**GIVEN PROBLEM:**
Make an exact copy of all the entries below, with the pictures left out.

**TASK DATA:**
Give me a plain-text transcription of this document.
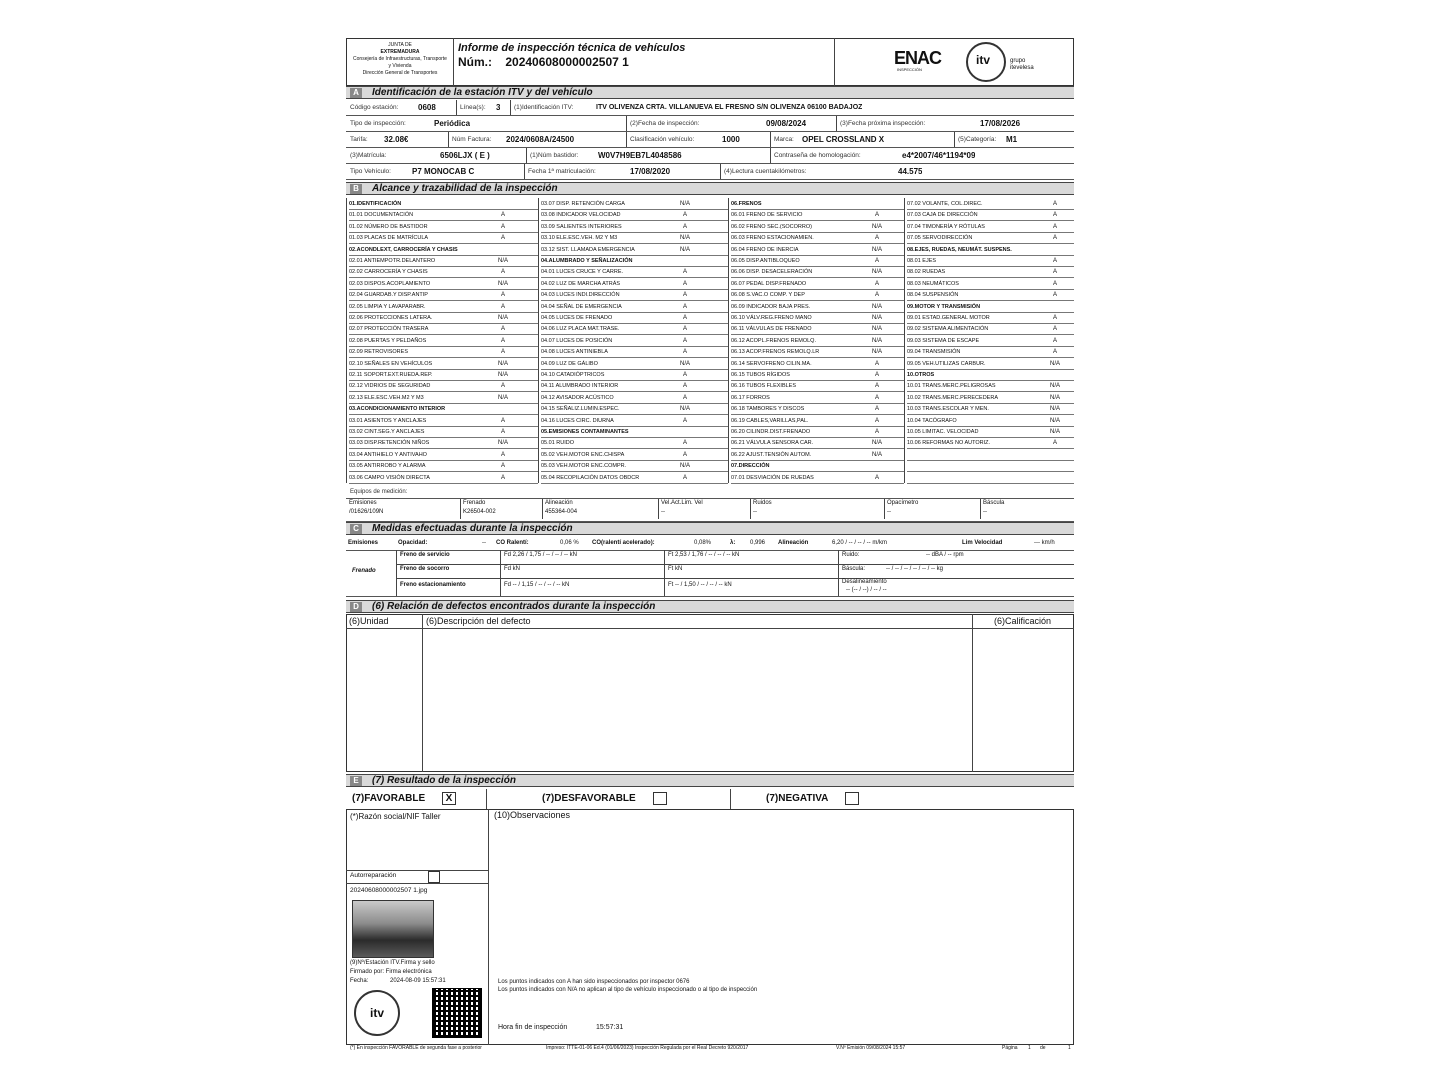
JUNTA DE
EXTREMADURA
Consejería de Infraestructuras, Transporte
y Vivienda
Dirección General de Transportes
Informe de inspección técnica de vehículos
Núm.: 20240608000002507 1	ENAC
INSPECCIÓN
itv	grupo
itevelesa
A	Identificación de la estación ITV y del vehículo
Código estación: 0608	Línea(s): 3 (1)Identificación ITV:	ITV OLIVENZA CRTA. VILLANUEVA EL FRESNO S/N OLIVENZA 06100 BADAJOZ
Tipo de inspección:	Periódica	(2)Fecha de inspección:	09/08/2024	(3)Fecha próxima inspección:	17/08/2026
Tarifa: 32.08€	Núm Factura: 2024/0608A/24500	Clasificación vehículo:	1000	Marca: OPEL CROSSLAND X	(5)Categoría: M1
(3)Matrícula:	6506LJX ( E )	(1)Núm bastidor: W0V7H9EB7L4048586	Contraseña de homologación:	e4*2007/46*1194*09
Tipo Vehículo:	P7 MONOCAB C	Fecha 1ª matriculación:	17/08/2020	(4)Lectura cuentakilómetros:	44.575
B	Alcance y trazabilidad de la inspección
01.IDENTIFICACIÓN
01.01 DOCUMENTACIÓN	A
01.02 NÚMERO DE BASTIDOR	A
01.03 PLACAS DE MATRÍCULA	A
02.ACONDLEXT, CARROCERÍA Y CHASIS
02.01 ANTIEMPOTR.DELANTERO	N/A
02.02 CARROCERÍA Y CHASIS	A
02.03 DISPOS.ACOPLAMIENTO	N/A
02.04 GUARDAB.Y DISP.ANTIP	A
02.05 LIMPIA Y LAVAPARABR.	A
02.06 PROTECCIONES LATERA.	N/A
02.07 PROTECCIÓN TRASERA	A
02.08 PUERTAS Y PELDAÑOS	A
02.09 RETROVISORES	A
02.10 SEÑALES EN VEHÍCULOS	N/A
02.11 SOPORT.EXT.RUEDA.REP.	N/A
02.12 VIDRIOS DE SEGURIDAD	A
02.13 ELE.ESC.VEH.M2 Y M3	N/A
03.ACONDICIONAMIENTO INTERIOR
03.01 ASIENTOS Y ANCLAJES	A
03.02 CINT.SEG.Y ANCLAJES	A
03.03 DISP.RETENCIÓN NIÑOS	N/A
03.04 ANTIHIELO Y ANTIVAHO	A
03.05 ANTIRROBO Y ALARMA	A
03.06 CAMPO VISIÓN DIRECTA	A
03.07 DISP. RETENCIÓN CARGA	N/A
03.08 INDICADOR VELOCIDAD	A
03.09 SALIENTES INTERIORES	A
03.10 ELE.ESC.VEH. M2 Y M3	N/A
03.12 SIST. LLAMADA EMERGENCIA	N/A
04.ALUMBRADO Y SEÑALIZACIÓN
04.01 LUCES CRUCE Y CARRE.	A
04.02 LUZ DE MARCHA ATRÁS	A
04.03 LUCES INDI.DIRECCIÓN	A
04.04 SEÑAL DE EMERGENCIA	A
04.05 LUCES DE FRENADO	A
04.06 LUZ PLACA MAT.TRASE.	A
04.07 LUCES DE POSICIÓN	A
04.08 LUCES ANTINIEBLA	A
04.09 LUZ DE GÁLIBO	N/A
04.10 CATADIÓPTRICOS	A
04.11 ALUMBRADO INTERIOR	A
04.12 AVISADOR ACÚSTICO	A
04.15 SEÑALIZ.LUMIN.ESPEC.	N/A
04.16 LUCES CIRC. DIURNA	A
05.EMISIONES CONTAMINANTES
05.01 RUIDO	A
05.02 VEH.MOTOR ENC.CHISPA	A
05.03 VEH.MOTOR ENC.COMPR.	N/A
05.04 RECOPILACIÓN DATOS OBDCR	A
06.FRENOS
06.01 FRENO DE SERVICIO	A
06.02 FRENO SEC.(SOCORRO)	N/A
06.03 FRENO ESTACIONAMIEN.	A
06.04 FRENO DE INERCIA	N/A
06.05 DISP.ANTIBLOQUEO	A
06.06 DISP. DESACELERACIÓN	N/A
06.07 PEDAL DISP.FRENADO	A
06.08 S.VAC.O COMP. Y DEP	A
06.09 INDICADOR BAJA PRES.	N/A
06.10 VÁLV.REG.FRENO MANO	N/A
06.11 VÁLVULAS DE FRENADO	N/A
06.12 ACOPL.FRENOS REMOLQ.	N/A
06.13 ACOP.FRENOS REMOLQ.LR	N/A
06.14 SERVOFRENO CILIN.MA.	A
06.15 TUBOS RÍGIDOS	A
06.16 TUBOS FLEXIBLES	A
06.17 FORROS	A
06.18 TAMBORES Y DISCOS	A
06.19 CABLES,VARILLAS,PAL.	A
06.20 CILINDR.DIST.FRENADO	A
06.21 VÁLVULA SENSORA CAR.	N/A
06.22 AJUST.TENSIÓN AUTOM.	N/A
07.DIRECCIÓN
07.01 DESVIACIÓN DE RUEDAS	A
07.02 VOLANTE, COL.DIREC.	A
07.03 CAJA DE DIRECCIÓN	A
07.04 TIMONERÍA Y RÓTULAS	A
07.05 SERVODIRECCIÓN	A
08.EJES, RUEDAS, NEUMÁT. SUSPENS.
08.01 EJES	A
08.02 RUEDAS	A
08.03 NEUMÁTICOS	A
08.04 SUSPENSIÓN	A
09.MOTOR Y TRANSMISIÓN
09.01 ESTAD.GENERAL MOTOR	A
09.02 SISTEMA ALIMENTACIÓN	A
09.03 SISTEMA DE ESCAPE	A
09.04 TRANSMISIÓN	A
09.05 VEH.UTILIZAS CARBUR.	N/A
10.OTROS
10.01 TRANS.MERC.PELIGROSAS	N/A
10.02 TRANS.MERC.PERECEDERA	N/A
10.03 TRANS.ESCOLAR Y MEN.	N/A
10.04 TACÓGRAFO	N/A
10.05 LIMITAC. VELOCIDAD	N/A
10.06 REFORMAS NO AUTORIZ.	A
Equipos de medición:
Emisiones
/01626/109N
Frenado
K26504-002
Alineación
455364-004
Vel.Act.Lim. Vel
--
Ruidos
--
Opacímetro
--
Báscula
--
C	Medidas efectuadas durante la inspección
Emisiones	Opacidad:	-- CO Ralentí:	0,06 % CO(ralentí acelerado):	0,08%	λ: 0,996 Alineación	6,20 / -- / -- / -- m/km	Lim Velocidad	--- km/h
Frenado
Freno de servicio	Fd 2,26 / 1,75 / -- / -- / -- kN	Ft 2,53 / 1,76 / -- / -- / -- kN
Freno de socorro	Fd kN	Ft kN
Freno estacionamiento	Fd -- / 1,15 / -- / -- / -- kN	Ft -- / 1,50 / -- / -- / -- kN
Ruido:	-- dBA / -- rpm
Báscula:	-- / -- / -- / -- / -- / -- kg
Desalineamiento
-- (-- / --) / -- / --
D	(6) Relación de defectos encontrados durante la inspección
(6)Unidad	(6)Descripción del defecto	(6)Calificación
E	(7) Resultado de la inspección
(7)FAVORABLE X	(7)DESFAVORABLE	(7)NEGATIVA
(*)Razón social/NIF Taller	(10)Observaciones
Autorreparación
20240608000002507 1.jpg
(9)Nº/Estación ITV.Firma y sello
Firmado por: Firma electrónica
Fecha:	2024-08-09 15:57:31
itv
Los puntos indicados con A han sido inspeccionados por inspector 0676
Los puntos indicados con N/A no aplican al tipo de vehículo inspeccionado o al tipo de inspección
Hora fin de inspección	15:57:31
(*) En inspección FAVORABLE de segunda fase a posterior	Impreso: ITTE-01-06 Ed.4 (01/06/2023) Inspección Regulada por el Real Decreto 920/2017	V.Nº Emisión 09/08/2024 15:57	Página 1 de	1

**ANSWER BELOW:**
Give me a plain-text transcription of this document.
JUNTA DE
EXTREMADURA
Consejería de Infraestructuras, Transporte
y Vivienda
Dirección General de Transportes
Informe de inspección técnica de vehículos
Núm.: 20240608000002507 1	ENAC
INSPECCIÓN
itv	grupo
itevelesa
A	Identificación de la estación ITV y del vehículo
Código estación: 0608	Línea(s): 3 (1)Identificación ITV:	ITV OLIVENZA CRTA. VILLANUEVA EL FRESNO S/N OLIVENZA 06100 BADAJOZ
Tipo de inspección:	Periódica	(2)Fecha de inspección:	09/08/2024	(3)Fecha próxima inspección:	17/08/2026
Tarifa: 32.08€	Núm Factura: 2024/0608A/24500	Clasificación vehículo:	1000	Marca: OPEL CROSSLAND X	(5)Categoría: M1
(3)Matrícula:	6506LJX ( E )	(1)Núm bastidor: W0V7H9EB7L4048586	Contraseña de homologación:	e4*2007/46*1194*09
Tipo Vehículo:	P7 MONOCAB C	Fecha 1ª matriculación:	17/08/2020	(4)Lectura cuentakilómetros:	44.575
B	Alcance y trazabilidad de la inspección
01.IDENTIFICACIÓN
01.01 DOCUMENTACIÓN	A
01.02 NÚMERO DE BASTIDOR	A
01.03 PLACAS DE MATRÍCULA	A
02.ACONDLEXT, CARROCERÍA Y CHASIS
02.01 ANTIEMPOTR.DELANTERO	N/A
02.02 CARROCERÍA Y CHASIS	A
02.03 DISPOS.ACOPLAMIENTO	N/A
02.04 GUARDAB.Y DISP.ANTIP	A
02.05 LIMPIA Y LAVAPARABR.	A
02.06 PROTECCIONES LATERA.	N/A
02.07 PROTECCIÓN TRASERA	A
02.08 PUERTAS Y PELDAÑOS	A
02.09 RETROVISORES	A
02.10 SEÑALES EN VEHÍCULOS	N/A
02.11 SOPORT.EXT.RUEDA.REP.	N/A
02.12 VIDRIOS DE SEGURIDAD	A
02.13 ELE.ESC.VEH.M2 Y M3	N/A
03.ACONDICIONAMIENTO INTERIOR
03.01 ASIENTOS Y ANCLAJES	A
03.02 CINT.SEG.Y ANCLAJES	A
03.03 DISP.RETENCIÓN NIÑOS	N/A
03.04 ANTIHIELO Y ANTIVAHO	A
03.05 ANTIRROBO Y ALARMA	A
03.06 CAMPO VISIÓN DIRECTA	A
03.07 DISP. RETENCIÓN CARGA	N/A
03.08 INDICADOR VELOCIDAD	A
03.09 SALIENTES INTERIORES	A
03.10 ELE.ESC.VEH. M2 Y M3	N/A
03.12 SIST. LLAMADA EMERGENCIA	N/A
04.ALUMBRADO Y SEÑALIZACIÓN
04.01 LUCES CRUCE Y CARRE.	A
04.02 LUZ DE MARCHA ATRÁS	A
04.03 LUCES INDI.DIRECCIÓN	A
04.04 SEÑAL DE EMERGENCIA	A
04.05 LUCES DE FRENADO	A
04.06 LUZ PLACA MAT.TRASE.	A
04.07 LUCES DE POSICIÓN	A
04.08 LUCES ANTINIEBLA	A
04.09 LUZ DE GÁLIBO	N/A
04.10 CATADIÓPTRICOS	A
04.11 ALUMBRADO INTERIOR	A
04.12 AVISADOR ACÚSTICO	A
04.15 SEÑALIZ.LUMIN.ESPEC.	N/A
04.16 LUCES CIRC. DIURNA	A
05.EMISIONES CONTAMINANTES
05.01 RUIDO	A
05.02 VEH.MOTOR ENC.CHISPA	A
05.03 VEH.MOTOR ENC.COMPR.	N/A
05.04 RECOPILACIÓN DATOS OBDCR	A
06.FRENOS
06.01 FRENO DE SERVICIO	A
06.02 FRENO SEC.(SOCORRO)	N/A
06.03 FRENO ESTACIONAMIEN.	A
06.04 FRENO DE INERCIA	N/A
06.05 DISP.ANTIBLOQUEO	A
06.06 DISP. DESACELERACIÓN	N/A
06.07 PEDAL DISP.FRENADO	A
06.08 S.VAC.O COMP. Y DEP	A
06.09 INDICADOR BAJA PRES.	N/A
06.10 VÁLV.REG.FRENO MANO	N/A
06.11 VÁLVULAS DE FRENADO	N/A
06.12 ACOPL.FRENOS REMOLQ.	N/A
06.13 ACOP.FRENOS REMOLQ.LR	N/A
06.14 SERVOFRENO CILIN.MA.	A
06.15 TUBOS RÍGIDOS	A
06.16 TUBOS FLEXIBLES	A
06.17 FORROS	A
06.18 TAMBORES Y DISCOS	A
06.19 CABLES,VARILLAS,PAL.	A
06.20 CILINDR.DIST.FRENADO	A
06.21 VÁLVULA SENSORA CAR.	N/A
06.22 AJUST.TENSIÓN AUTOM.	N/A
07.DIRECCIÓN
07.01 DESVIACIÓN DE RUEDAS	A
07.02 VOLANTE, COL.DIREC.	A
07.03 CAJA DE DIRECCIÓN	A
07.04 TIMONERÍA Y RÓTULAS	A
07.05 SERVODIRECCIÓN	A
08.EJES, RUEDAS, NEUMÁT. SUSPENS.
08.01 EJES	A
08.02 RUEDAS	A
08.03 NEUMÁTICOS	A
08.04 SUSPENSIÓN	A
09.MOTOR Y TRANSMISIÓN
09.01 ESTAD.GENERAL MOTOR	A
09.02 SISTEMA ALIMENTACIÓN	A
09.03 SISTEMA DE ESCAPE	A
09.04 TRANSMISIÓN	A
09.05 VEH.UTILIZAS CARBUR.	N/A
10.OTROS
10.01 TRANS.MERC.PELIGROSAS	N/A
10.02 TRANS.MERC.PERECEDERA	N/A
10.03 TRANS.ESCOLAR Y MEN.	N/A
10.04 TACÓGRAFO	N/A
10.05 LIMITAC. VELOCIDAD	N/A
10.06 REFORMAS NO AUTORIZ.	A
Equipos de medición:
Emisiones
/01626/109N
Frenado
K26504-002
Alineación
455364-004
Vel.Act.Lim. Vel
--
Ruidos
--
Opacímetro
--
Báscula
--
C	Medidas efectuadas durante la inspección
Emisiones	Opacidad:	-- CO Ralentí:	0,06 % CO(ralentí acelerado):	0,08%	λ: 0,996 Alineación	6,20 / -- / -- / -- m/km	Lim Velocidad	--- km/h
Frenado
Freno de servicio	Fd 2,26 / 1,75 / -- / -- / -- kN	Ft 2,53 / 1,76 / -- / -- / -- kN
Freno de socorro	Fd kN	Ft kN
Freno estacionamiento	Fd -- / 1,15 / -- / -- / -- kN	Ft -- / 1,50 / -- / -- / -- kN
Ruido:	-- dBA / -- rpm
Báscula:	-- / -- / -- / -- / -- / -- kg
Desalineamiento
-- (-- / --) / -- / --
D	(6) Relación de defectos encontrados durante la inspección
(6)Unidad	(6)Descripción del defecto	(6)Calificación
E	(7) Resultado de la inspección
(7)FAVORABLE X	(7)DESFAVORABLE	(7)NEGATIVA
(*)Razón social/NIF Taller	(10)Observaciones
Autorreparación
20240608000002507 1.jpg
(9)Nº/Estación ITV.Firma y sello
Firmado por: Firma electrónica
Fecha:	2024-08-09 15:57:31
itv
Los puntos indicados con A han sido inspeccionados por inspector 0676
Los puntos indicados con N/A no aplican al tipo de vehículo inspeccionado o al tipo de inspección
Hora fin de inspección	15:57:31
(*) En inspección FAVORABLE de segunda fase a posterior	Impreso: ITTE-01-06 Ed.4 (01/06/2023) Inspección Regulada por el Real Decreto 920/2017	V.Nº Emisión 09/08/2024 15:57	Página 1 de	1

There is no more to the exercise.